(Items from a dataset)
####################
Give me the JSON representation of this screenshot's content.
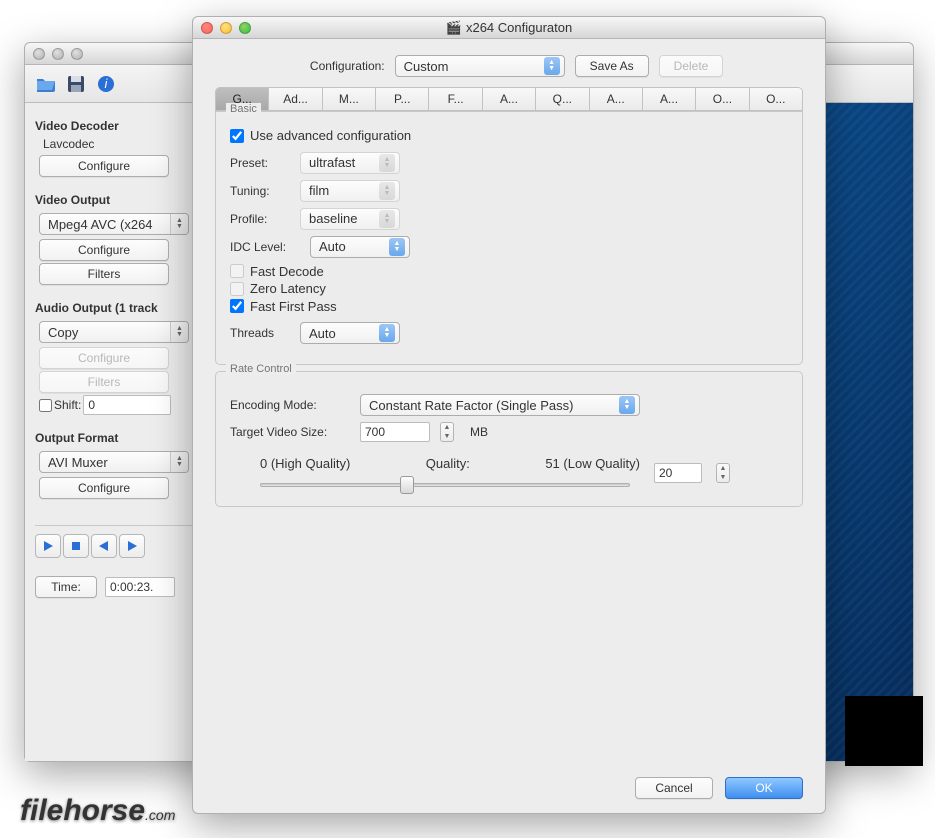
{
  "backWindow": {
    "sidebar": {
      "videoDecoder": {
        "heading": "Video Decoder",
        "codec": "Lavcodec",
        "configure": "Configure"
      },
      "videoOutput": {
        "heading": "Video Output",
        "codec": "Mpeg4 AVC (x264",
        "configure": "Configure",
        "filters": "Filters"
      },
      "audioOutput": {
        "heading": "Audio Output (1 track",
        "codec": "Copy",
        "configure": "Configure",
        "filters": "Filters",
        "shiftLabel": "Shift:",
        "shiftValue": "0"
      },
      "outputFormat": {
        "heading": "Output Format",
        "muxer": "AVI Muxer",
        "configure": "Configure"
      }
    },
    "timeLabel": "Time:",
    "timeValue": "0:00:23."
  },
  "dialog": {
    "title": "x264 Configuraton",
    "configLabel": "Configuration:",
    "configValue": "Custom",
    "saveAs": "Save As",
    "delete": "Delete",
    "tabs": [
      "G...",
      "Ad...",
      "M...",
      "P...",
      "F...",
      "A...",
      "Q...",
      "A...",
      "A...",
      "O...",
      "O..."
    ],
    "basic": {
      "legend": "Basic",
      "useAdvanced": "Use advanced configuration",
      "presetLabel": "Preset:",
      "presetValue": "ultrafast",
      "tuningLabel": "Tuning:",
      "tuningValue": "film",
      "profileLabel": "Profile:",
      "profileValue": "baseline",
      "idcLabel": "IDC Level:",
      "idcValue": "Auto",
      "fastDecode": "Fast Decode",
      "zeroLatency": "Zero Latency",
      "fastFirstPass": "Fast First Pass",
      "threadsLabel": "Threads",
      "threadsValue": "Auto"
    },
    "rate": {
      "legend": "Rate Control",
      "encModeLabel": "Encoding Mode:",
      "encModeValue": "Constant Rate Factor (Single Pass)",
      "targetLabel": "Target Video Size:",
      "targetValue": "700",
      "targetUnit": "MB",
      "sliderLow": "0 (High Quality)",
      "sliderMid": "Quality:",
      "sliderHigh": "51 (Low Quality)",
      "sliderValue": "20"
    },
    "cancel": "Cancel",
    "ok": "OK"
  },
  "watermarkText": "filehorse",
  "watermarkSuffix": ".com"
}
####################
» DO THIS: Find every line in the records that has the string "codec", then state how many there are and nothing else.

» FULL SOLUTION: 3